-- Given entries --

%%

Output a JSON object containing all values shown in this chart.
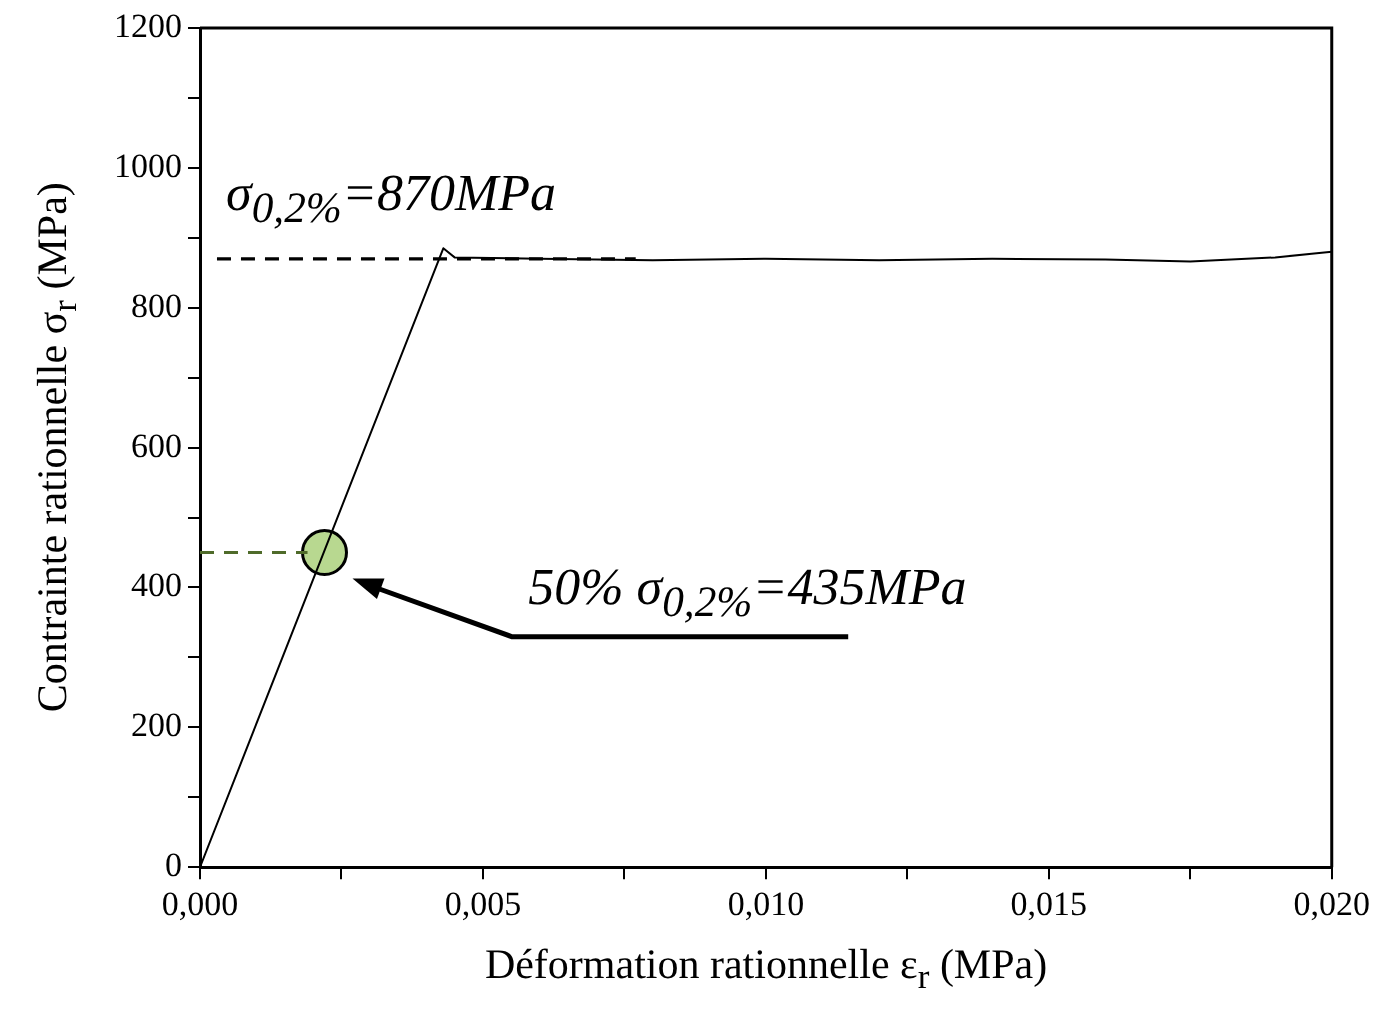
{
  "chart_data": {
    "type": "line",
    "xlabel": "Déformation rationnelle ε$_{r}$ (MPa)",
    "ylabel": "Contrainte rationnelle σ$_{r}$ (MPa)",
    "xlim": [
      0,
      0.02
    ],
    "xticks": [
      {
        "value": 0,
        "label": "0,000"
      },
      {
        "value": 0.0025,
        "label": null
      },
      {
        "value": 0.005,
        "label": "0,005"
      },
      {
        "value": 0.0075,
        "label": null
      },
      {
        "value": 0.01,
        "label": "0,010"
      },
      {
        "value": 0.0125,
        "label": null
      },
      {
        "value": 0.015,
        "label": "0,015"
      },
      {
        "value": 0.0175,
        "label": null
      },
      {
        "value": 0.02,
        "label": "0,020"
      }
    ],
    "ylim": [
      0,
      1200
    ],
    "yticks": [
      0,
      {
        "value": 100,
        "label": null
      },
      200,
      {
        "value": 300,
        "label": null
      },
      400,
      {
        "value": 500,
        "label": null
      },
      600,
      {
        "value": 700,
        "label": null
      },
      800,
      {
        "value": 900,
        "label": null
      },
      1000,
      {
        "value": 1100,
        "label": null
      },
      1200
    ],
    "grid": false,
    "legend": false,
    "series": [
      {
        "color": "#000000",
        "line_style": "solid",
        "marker": "none",
        "x": [
          0,
          0.0043,
          0.0045,
          0.006,
          0.008,
          0.01,
          0.012,
          0.014,
          0.016,
          0.0175,
          0.019,
          0.02
        ],
        "values": [
          0,
          885,
          872,
          870,
          868,
          870,
          868,
          870,
          869,
          866,
          872,
          880
        ]
      },
      {
        "color": "#000000",
        "line_style": "dashed",
        "marker": "none",
        "x": [
          0.0003,
          0.0077
        ],
        "values": [
          870,
          870
        ]
      },
      {
        "color": "#4f6b2a",
        "line_style": "dashed",
        "marker": "none",
        "x": [
          0,
          0.0019
        ],
        "values": [
          450,
          450
        ]
      },
      {
        "type": "scatter",
        "color": "#b8d890",
        "marker": "circle",
        "x": [
          0.0022
        ],
        "values": [
          450
        ]
      }
    ],
    "annotations": [
      "σ$_{0,2%}$=870MPa",
      "50% σ$_{0,2%}$=435MPa"
    ]
  }
}
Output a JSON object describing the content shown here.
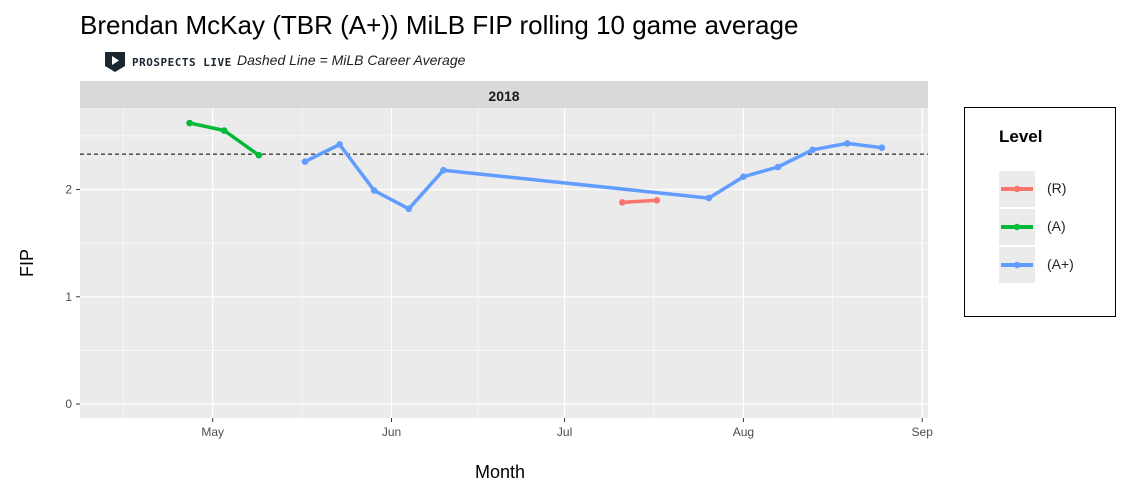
{
  "header": {
    "title": "Brendan McKay (TBR (A+)) MiLB FIP rolling 10 game average",
    "logo_text": "PROSPECTS LIVE",
    "subtitle": "Dashed Line = MiLB Career Average"
  },
  "colors": {
    "panel_bg": "#ebebeb",
    "strip_bg": "#d9d9d9",
    "grid": "#ffffff",
    "R": "#f8766d",
    "A": "#00ba38",
    "A+": "#619cff"
  },
  "legend": {
    "title": "Level",
    "items": [
      {
        "label": "(R)",
        "color": "#f8766d"
      },
      {
        "label": "(A)",
        "color": "#00ba38"
      },
      {
        "label": "(A+)",
        "color": "#619cff"
      }
    ]
  },
  "chart_data": {
    "type": "line",
    "facet_label": "2018",
    "xlabel": "Month",
    "ylabel": "FIP",
    "x_ticks": [
      {
        "date": "2018-05-01",
        "label": "May"
      },
      {
        "date": "2018-06-01",
        "label": "Jun"
      },
      {
        "date": "2018-07-01",
        "label": "Jul"
      },
      {
        "date": "2018-08-01",
        "label": "Aug"
      },
      {
        "date": "2018-09-01",
        "label": "Sep"
      }
    ],
    "xlim": [
      "2018-04-08",
      "2018-09-02"
    ],
    "y_ticks": [
      0,
      1,
      2
    ],
    "ylim": [
      -0.13,
      2.76
    ],
    "career_average": 2.33,
    "grid": true,
    "legend_position": "right",
    "series": [
      {
        "name": "(R)",
        "color": "#f8766d",
        "points": [
          {
            "x": "2018-07-11",
            "y": 1.88
          },
          {
            "x": "2018-07-17",
            "y": 1.9
          }
        ]
      },
      {
        "name": "(A)",
        "color": "#00ba38",
        "points": [
          {
            "x": "2018-04-27",
            "y": 2.62
          },
          {
            "x": "2018-05-03",
            "y": 2.55
          },
          {
            "x": "2018-05-09",
            "y": 2.32
          }
        ]
      },
      {
        "name": "(A+)",
        "color": "#619cff",
        "points": [
          {
            "x": "2018-05-17",
            "y": 2.26
          },
          {
            "x": "2018-05-23",
            "y": 2.42
          },
          {
            "x": "2018-05-29",
            "y": 1.99
          },
          {
            "x": "2018-06-04",
            "y": 1.82
          },
          {
            "x": "2018-06-10",
            "y": 2.18
          },
          {
            "x": "2018-07-26",
            "y": 1.92
          },
          {
            "x": "2018-08-01",
            "y": 2.12
          },
          {
            "x": "2018-08-07",
            "y": 2.21
          },
          {
            "x": "2018-08-13",
            "y": 2.37
          },
          {
            "x": "2018-08-19",
            "y": 2.43
          },
          {
            "x": "2018-08-25",
            "y": 2.39
          }
        ]
      }
    ]
  }
}
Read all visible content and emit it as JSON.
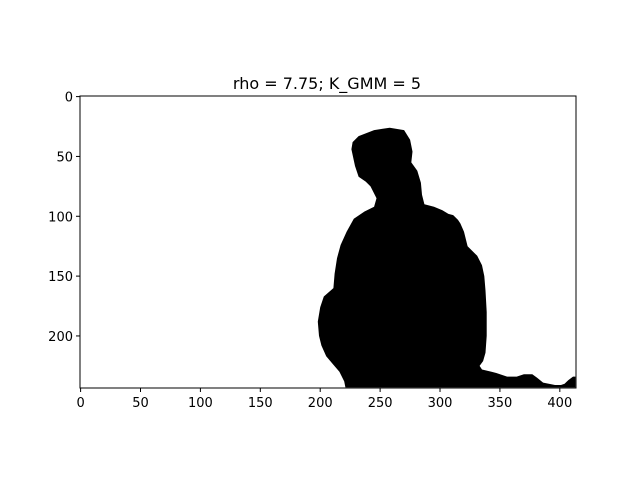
{
  "figure": {
    "title": "rho = 7.75; K_GMM = 5",
    "colors": {
      "background": "#ffffff",
      "mask": "#000000",
      "axis": "#000000"
    }
  },
  "image_extent": {
    "x": [
      -0.5,
      413.5
    ],
    "y": [
      243.5,
      -0.5
    ]
  },
  "x_ticks": [
    {
      "value": 0,
      "label": "0"
    },
    {
      "value": 50,
      "label": "50"
    },
    {
      "value": 100,
      "label": "100"
    },
    {
      "value": 150,
      "label": "150"
    },
    {
      "value": 200,
      "label": "200"
    },
    {
      "value": 250,
      "label": "250"
    },
    {
      "value": 300,
      "label": "300"
    },
    {
      "value": 350,
      "label": "350"
    },
    {
      "value": 400,
      "label": "400"
    }
  ],
  "y_ticks": [
    {
      "value": 0,
      "label": "0"
    },
    {
      "value": 50,
      "label": "50"
    },
    {
      "value": 100,
      "label": "100"
    },
    {
      "value": 150,
      "label": "150"
    },
    {
      "value": 200,
      "label": "200"
    }
  ],
  "mask_outline": [
    [
      221,
      243
    ],
    [
      220,
      238
    ],
    [
      216,
      230
    ],
    [
      211,
      224
    ],
    [
      205,
      217
    ],
    [
      201,
      208
    ],
    [
      199,
      200
    ],
    [
      198,
      188
    ],
    [
      200,
      176
    ],
    [
      203,
      167
    ],
    [
      211,
      160
    ],
    [
      212,
      148
    ],
    [
      214,
      135
    ],
    [
      217,
      124
    ],
    [
      222,
      113
    ],
    [
      228,
      102
    ],
    [
      237,
      96
    ],
    [
      245,
      92
    ],
    [
      247,
      85
    ],
    [
      242,
      75
    ],
    [
      238,
      71
    ],
    [
      232,
      67
    ],
    [
      229,
      58
    ],
    [
      226,
      44
    ],
    [
      227,
      38
    ],
    [
      232,
      33
    ],
    [
      245,
      28
    ],
    [
      258,
      26
    ],
    [
      270,
      28
    ],
    [
      275,
      36
    ],
    [
      277,
      46
    ],
    [
      276,
      55
    ],
    [
      281,
      62
    ],
    [
      284,
      72
    ],
    [
      285,
      82
    ],
    [
      287,
      90
    ],
    [
      295,
      92
    ],
    [
      302,
      95
    ],
    [
      307,
      98
    ],
    [
      311,
      99
    ],
    [
      315,
      103
    ],
    [
      317,
      106
    ],
    [
      320,
      113
    ],
    [
      323,
      125
    ],
    [
      331,
      133
    ],
    [
      335,
      141
    ],
    [
      337,
      150
    ],
    [
      338,
      162
    ],
    [
      339,
      180
    ],
    [
      339,
      200
    ],
    [
      338,
      214
    ],
    [
      336,
      221
    ],
    [
      333,
      225
    ],
    [
      335,
      228
    ],
    [
      343,
      230
    ],
    [
      347,
      231
    ],
    [
      356,
      234
    ],
    [
      364,
      234
    ],
    [
      370,
      232
    ],
    [
      377,
      232
    ],
    [
      381,
      235
    ],
    [
      386,
      239
    ],
    [
      396,
      241
    ],
    [
      401,
      241
    ],
    [
      404,
      240
    ],
    [
      407,
      237
    ],
    [
      411,
      234
    ],
    [
      413,
      234
    ],
    [
      413,
      243
    ]
  ]
}
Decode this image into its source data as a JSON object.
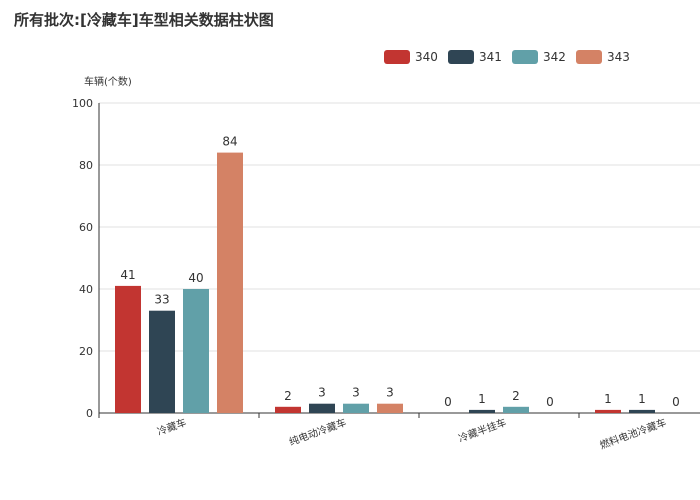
{
  "chart_data": {
    "type": "bar",
    "title": "所有批次:[冷藏车]车型相关数据柱状图",
    "xlabel": "",
    "ylabel": "车辆(个数)",
    "ylim": [
      0,
      100
    ],
    "yticks": [
      0,
      20,
      40,
      60,
      80,
      100
    ],
    "grid": true,
    "legend_position": "top-right",
    "categories": [
      "冷藏车",
      "纯电动冷藏车",
      "冷藏半挂车",
      "燃料电池冷藏车"
    ],
    "series": [
      {
        "name": "340",
        "color": "#c23531",
        "values": [
          41,
          2,
          0,
          1
        ]
      },
      {
        "name": "341",
        "color": "#2f4554",
        "values": [
          33,
          3,
          1,
          1
        ]
      },
      {
        "name": "342",
        "color": "#61a0a8",
        "values": [
          40,
          3,
          2,
          0
        ]
      },
      {
        "name": "343",
        "color": "#d48265",
        "values": [
          84,
          3,
          0,
          null
        ]
      }
    ]
  }
}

%%

-- Stated problem --
In the entries above, find every line holding the word "date" and copy it out.

-- Correct output --
        "date": "2018-05-01",
        "date": "2018-06-01",
        "date": "2018-07-01",
        "date": "2018-08-01",
        "date": "2018-09-01",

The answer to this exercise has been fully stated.